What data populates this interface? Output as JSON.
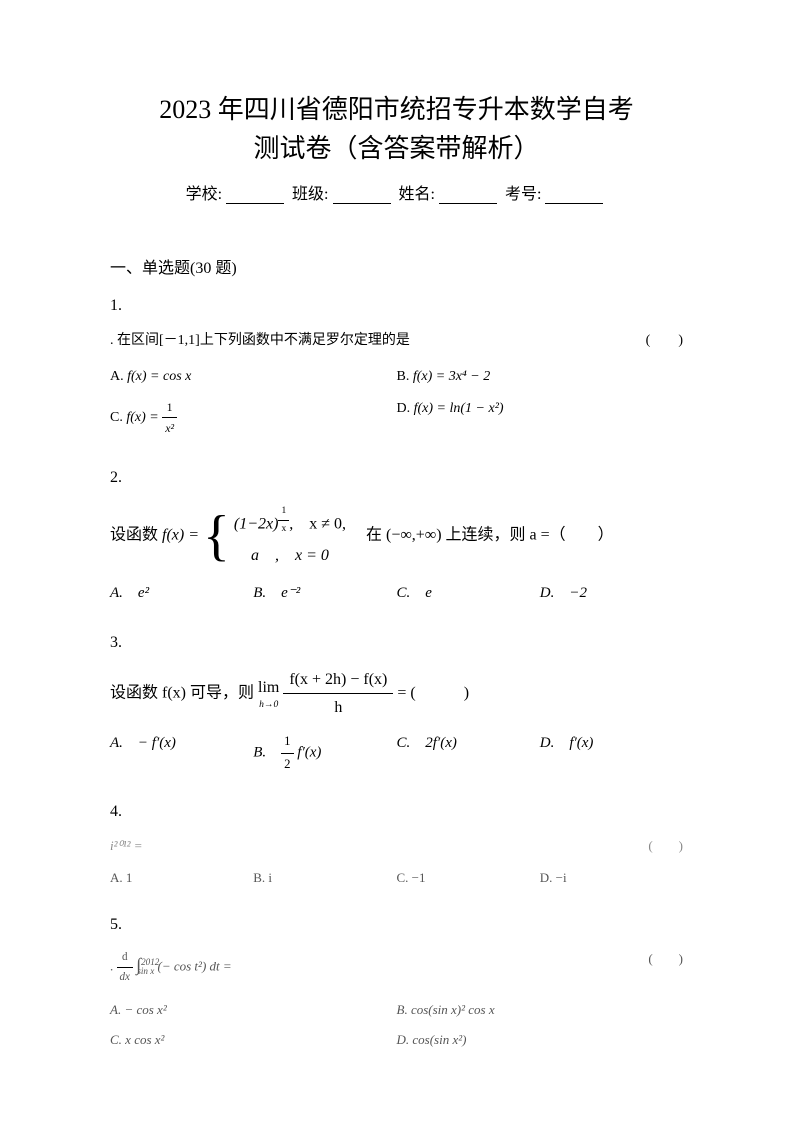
{
  "title_line1": "2023 年四川省德阳市统招专升本数学自考",
  "title_line2": "测试卷（含答案带解析）",
  "info": {
    "school_label": "学校:",
    "class_label": "班级:",
    "name_label": "姓名:",
    "exam_no_label": "考号:"
  },
  "section1": "一、单选题(30 题)",
  "q1": {
    "num": "1.",
    "stem_prefix": ". 在区间[－1,1]上下列函数中不满足罗尔定理的是",
    "paren": "(　　)",
    "optA_label": "A. ",
    "optA": "f(x) = cos x",
    "optB_label": "B. ",
    "optB": "f(x) = 3x⁴ − 2",
    "optC_label": "C. ",
    "optC_pre": "f(x) = ",
    "optC_num": "1",
    "optC_den": "x²",
    "optD_label": "D. ",
    "optD": "f(x) = ln(1 − x²)"
  },
  "q2": {
    "num": "2.",
    "stem_pre": "设函数 ",
    "fx": "f(x) = ",
    "piece1_base": "(1−2x)",
    "piece1_exp_num": "1",
    "piece1_exp_den": "x",
    "piece1_cond": ",　x ≠ 0,",
    "piece2": "a　,　x = 0",
    "stem_post": "　在 (−∞,+∞) 上连续，则 a =（　　）",
    "optA": "A.　e²",
    "optB": "B.　e⁻²",
    "optC": "C.　e",
    "optD": "D.　−2"
  },
  "q3": {
    "num": "3.",
    "stem_pre": "设函数 f(x) 可导，则 ",
    "lim_top": "lim",
    "lim_bot": "h→0",
    "frac_num": "f(x + 2h) − f(x)",
    "frac_den": "h",
    "stem_post": " = (　　　)",
    "optA": "A.　− f′(x)",
    "optB_pre": "B.　",
    "optB_num": "1",
    "optB_den": "2",
    "optB_post": " f′(x)",
    "optC": "C.　2f′(x)",
    "optD": "D.　f′(x)"
  },
  "q4": {
    "num": "4.",
    "stem": "i²⁰¹² =",
    "paren": "(　　)",
    "optA": "A. 1",
    "optB": "B. i",
    "optC": "C. −1",
    "optD": "D. −i"
  },
  "q5": {
    "num": "5.",
    "stem_pre": ". ",
    "d_num": "d",
    "d_den": "dx",
    "int_pre": "∫",
    "int_lo": "sin x",
    "int_hi": "2012",
    "integrand": "(− cos t²) dt =",
    "paren": "(　　)",
    "optA": "A. − cos x²",
    "optB": "B. cos(sin x)² cos x",
    "optC": "C. x cos x²",
    "optD": "D. cos(sin x²)"
  }
}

= = = =

- **Requirements**
Leave the images out and output the remaining material exactly as it stands.

- **Answer to the exercise**
What data populates this interface? Output as JSON.
{
  "title_line1": "2023 年四川省德阳市统招专升本数学自考",
  "title_line2": "测试卷（含答案带解析）",
  "info": {
    "school_label": "学校:",
    "class_label": "班级:",
    "name_label": "姓名:",
    "exam_no_label": "考号:"
  },
  "section1": "一、单选题(30 题)",
  "q1": {
    "num": "1.",
    "stem_prefix": ". 在区间[－1,1]上下列函数中不满足罗尔定理的是",
    "paren": "(　　)",
    "optA_label": "A. ",
    "optA": "f(x) = cos x",
    "optB_label": "B. ",
    "optB": "f(x) = 3x⁴ − 2",
    "optC_label": "C. ",
    "optC_pre": "f(x) = ",
    "optC_num": "1",
    "optC_den": "x²",
    "optD_label": "D. ",
    "optD": "f(x) = ln(1 − x²)"
  },
  "q2": {
    "num": "2.",
    "stem_pre": "设函数 ",
    "fx": "f(x) = ",
    "piece1_base": "(1−2x)",
    "piece1_exp_num": "1",
    "piece1_exp_den": "x",
    "piece1_cond": ",　x ≠ 0,",
    "piece2": "a　,　x = 0",
    "stem_post": "　在 (−∞,+∞) 上连续，则 a =（　　）",
    "optA": "A.　e²",
    "optB": "B.　e⁻²",
    "optC": "C.　e",
    "optD": "D.　−2"
  },
  "q3": {
    "num": "3.",
    "stem_pre": "设函数 f(x) 可导，则 ",
    "lim_top": "lim",
    "lim_bot": "h→0",
    "frac_num": "f(x + 2h) − f(x)",
    "frac_den": "h",
    "stem_post": " = (　　　)",
    "optA": "A.　− f′(x)",
    "optB_pre": "B.　",
    "optB_num": "1",
    "optB_den": "2",
    "optB_post": " f′(x)",
    "optC": "C.　2f′(x)",
    "optD": "D.　f′(x)"
  },
  "q4": {
    "num": "4.",
    "stem": "i²⁰¹² =",
    "paren": "(　　)",
    "optA": "A. 1",
    "optB": "B. i",
    "optC": "C. −1",
    "optD": "D. −i"
  },
  "q5": {
    "num": "5.",
    "stem_pre": ". ",
    "d_num": "d",
    "d_den": "dx",
    "int_pre": "∫",
    "int_lo": "sin x",
    "int_hi": "2012",
    "integrand": "(− cos t²) dt =",
    "paren": "(　　)",
    "optA": "A. − cos x²",
    "optB": "B. cos(sin x)² cos x",
    "optC": "C. x cos x²",
    "optD": "D. cos(sin x²)"
  }
}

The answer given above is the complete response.